- _Source passage_
## Start

Location
- Herbert Avenue Poole, Dorset, BH12 4HS England 50°44′33″N 1°56′01″W﻿ / ﻿50.7425°N 1.9335°W

Information
- Type: Academy
- Motto: High expectations lead to high achievers
- Established: 1938
- Local authority: Bournemouth, Christchurch and Poole
- Trust: Ambitions Academies Trust
- Department for Education URN: 136206 Tables
- Ofsted: Reports
- Principal: Donald Mustard
- Staff: 130+
- Gender: Co-educational
- Age: 11 to 16
- Enrolment: 791
- Website: www.staldhelms-academy.co.uk

= St Aldhelm's Academy =

St Aldhelm's Academy is a co-educational secondary school serving the Rossmore, Parkstone, Newtown, Wallisdown and Alderney areas of Poole, Dorset, England.

==School history==
The school opened in October 1938 as Kemp-Welch Senior Council School and taught both boys and girls —the boys were housed in the west side of the building, while the girls were housed in the east. This was typical for a school of its time. There was a 'quad' in the middle of the school which divided the two schools.

The school became a secondary modern after the Second World War and expanded rapidly in 1963 to house 600 students in both schools. An East Block was built onto the girls' school, housing additional classrooms, art rooms and a music room. The West Block was built across the boys' playground and housed classrooms, science labs and the boys' music room. Prior to this, new workshops and kitchens had been built. The boys' gym was built onto the rear of the boys' half of the main block (now the technology block) and the girls' gym was built on the school field and is now part of the leisure centre.

## End

- _Material supplied_
## Start

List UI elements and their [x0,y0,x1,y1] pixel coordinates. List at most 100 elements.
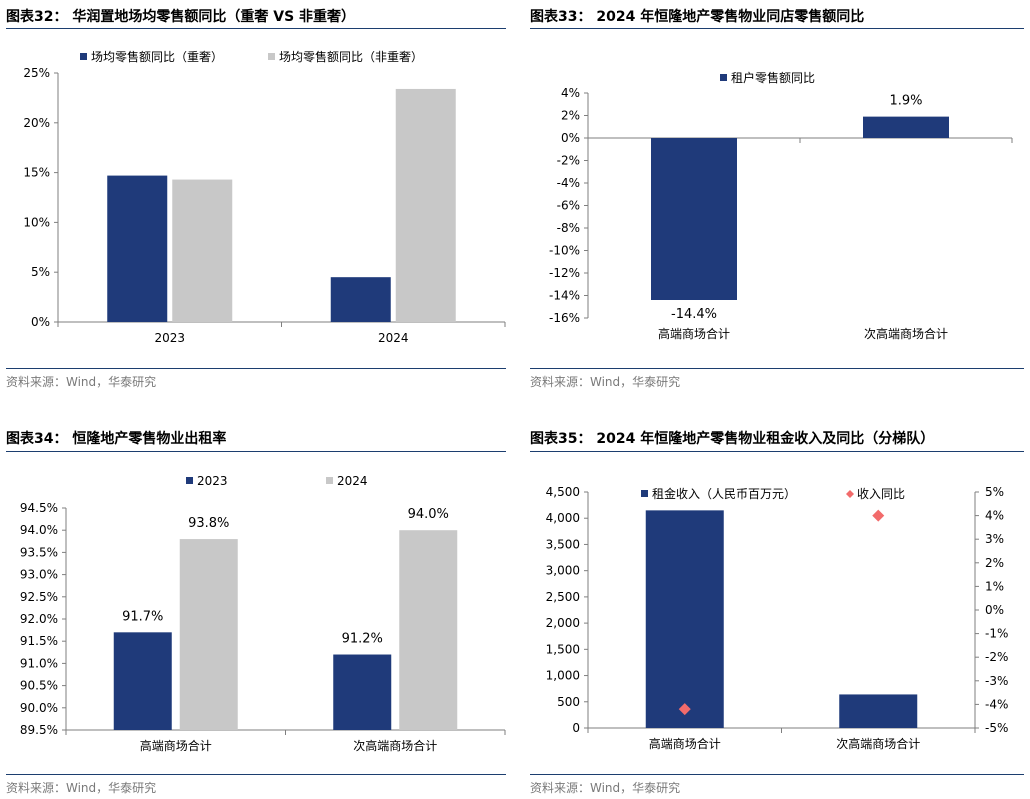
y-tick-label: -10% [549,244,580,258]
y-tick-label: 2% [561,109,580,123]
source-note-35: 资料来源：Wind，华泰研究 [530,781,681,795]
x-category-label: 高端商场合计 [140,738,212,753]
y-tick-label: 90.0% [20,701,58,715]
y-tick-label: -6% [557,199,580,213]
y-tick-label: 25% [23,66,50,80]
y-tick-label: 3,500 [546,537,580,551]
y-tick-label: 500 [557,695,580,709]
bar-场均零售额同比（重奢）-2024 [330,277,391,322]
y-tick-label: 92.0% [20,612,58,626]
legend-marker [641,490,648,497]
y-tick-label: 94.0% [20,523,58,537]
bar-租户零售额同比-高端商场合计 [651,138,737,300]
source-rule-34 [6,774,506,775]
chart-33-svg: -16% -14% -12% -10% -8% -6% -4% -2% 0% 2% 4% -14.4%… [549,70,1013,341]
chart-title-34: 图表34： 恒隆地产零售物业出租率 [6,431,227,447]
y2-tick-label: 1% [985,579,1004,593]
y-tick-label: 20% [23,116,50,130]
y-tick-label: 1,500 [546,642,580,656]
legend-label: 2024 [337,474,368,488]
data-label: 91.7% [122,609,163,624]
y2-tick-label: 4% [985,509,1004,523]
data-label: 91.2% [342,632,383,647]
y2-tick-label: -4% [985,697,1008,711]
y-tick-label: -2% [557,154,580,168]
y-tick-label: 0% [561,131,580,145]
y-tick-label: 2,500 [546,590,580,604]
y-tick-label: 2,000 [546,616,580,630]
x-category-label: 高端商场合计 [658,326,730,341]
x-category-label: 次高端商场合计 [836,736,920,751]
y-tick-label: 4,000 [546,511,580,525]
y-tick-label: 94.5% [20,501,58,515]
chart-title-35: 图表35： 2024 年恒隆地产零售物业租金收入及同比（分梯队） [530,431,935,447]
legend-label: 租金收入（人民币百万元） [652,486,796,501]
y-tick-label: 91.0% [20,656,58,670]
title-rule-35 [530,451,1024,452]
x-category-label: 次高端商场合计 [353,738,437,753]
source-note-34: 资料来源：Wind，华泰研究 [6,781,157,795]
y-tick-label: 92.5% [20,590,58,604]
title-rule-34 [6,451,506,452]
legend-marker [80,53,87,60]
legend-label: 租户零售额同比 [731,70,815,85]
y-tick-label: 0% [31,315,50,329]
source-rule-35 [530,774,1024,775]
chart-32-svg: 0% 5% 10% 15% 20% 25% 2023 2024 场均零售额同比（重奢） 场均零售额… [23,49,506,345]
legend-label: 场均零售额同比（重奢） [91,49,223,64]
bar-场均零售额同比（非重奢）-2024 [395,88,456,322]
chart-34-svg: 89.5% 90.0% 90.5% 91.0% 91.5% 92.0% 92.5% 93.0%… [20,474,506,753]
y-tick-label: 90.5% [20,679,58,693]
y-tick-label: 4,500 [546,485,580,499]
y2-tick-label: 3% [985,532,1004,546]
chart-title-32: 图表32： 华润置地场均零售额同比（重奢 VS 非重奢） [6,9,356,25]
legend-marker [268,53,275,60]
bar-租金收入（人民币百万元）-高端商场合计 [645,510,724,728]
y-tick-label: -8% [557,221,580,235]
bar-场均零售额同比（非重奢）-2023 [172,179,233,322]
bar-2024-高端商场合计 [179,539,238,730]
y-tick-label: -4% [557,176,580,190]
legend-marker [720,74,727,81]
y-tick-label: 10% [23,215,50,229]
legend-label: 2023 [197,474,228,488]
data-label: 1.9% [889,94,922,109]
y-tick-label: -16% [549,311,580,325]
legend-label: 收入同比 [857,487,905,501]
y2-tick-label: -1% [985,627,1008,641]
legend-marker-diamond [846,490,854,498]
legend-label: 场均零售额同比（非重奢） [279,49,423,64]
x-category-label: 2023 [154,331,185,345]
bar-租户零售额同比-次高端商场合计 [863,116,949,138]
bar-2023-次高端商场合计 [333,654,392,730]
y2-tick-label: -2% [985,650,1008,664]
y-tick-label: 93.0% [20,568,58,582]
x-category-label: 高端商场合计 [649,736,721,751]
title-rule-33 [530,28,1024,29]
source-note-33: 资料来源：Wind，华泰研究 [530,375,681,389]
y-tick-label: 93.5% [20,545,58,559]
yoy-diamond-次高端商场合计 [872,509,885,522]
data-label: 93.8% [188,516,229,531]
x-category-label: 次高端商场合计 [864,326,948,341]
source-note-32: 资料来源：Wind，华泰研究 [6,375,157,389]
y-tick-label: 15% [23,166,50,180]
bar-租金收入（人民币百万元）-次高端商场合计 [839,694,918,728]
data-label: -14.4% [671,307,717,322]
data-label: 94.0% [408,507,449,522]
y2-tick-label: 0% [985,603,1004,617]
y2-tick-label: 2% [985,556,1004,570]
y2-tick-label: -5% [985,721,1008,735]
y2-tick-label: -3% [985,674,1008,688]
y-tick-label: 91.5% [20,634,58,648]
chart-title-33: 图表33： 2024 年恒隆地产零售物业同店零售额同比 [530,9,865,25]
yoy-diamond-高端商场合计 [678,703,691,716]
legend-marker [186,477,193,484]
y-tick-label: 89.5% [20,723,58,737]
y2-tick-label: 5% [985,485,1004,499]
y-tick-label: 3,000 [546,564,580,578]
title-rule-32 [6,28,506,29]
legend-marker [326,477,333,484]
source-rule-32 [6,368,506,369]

## End

- _Set exercise_
Please return, word for word, the part of the St Aldhelm's Academy text above that opens with the words containing "St Aldhelm's Academy is" and closes with "the two schools.".

- _Exercise response_
St Aldhelm's Academy is a co-educational secondary school serving the Rossmore, Parkstone, Newtown, Wallisdown and Alderney areas of Poole, Dorset, England.

==School history==
The school opened in October 1938 as Kemp-Welch Senior Council School and taught both boys and girls —the boys were housed in the west side of the building, while the girls were housed in the east. This was typical for a school of its time. There was a 'quad' in the middle of the school which divided the two schools.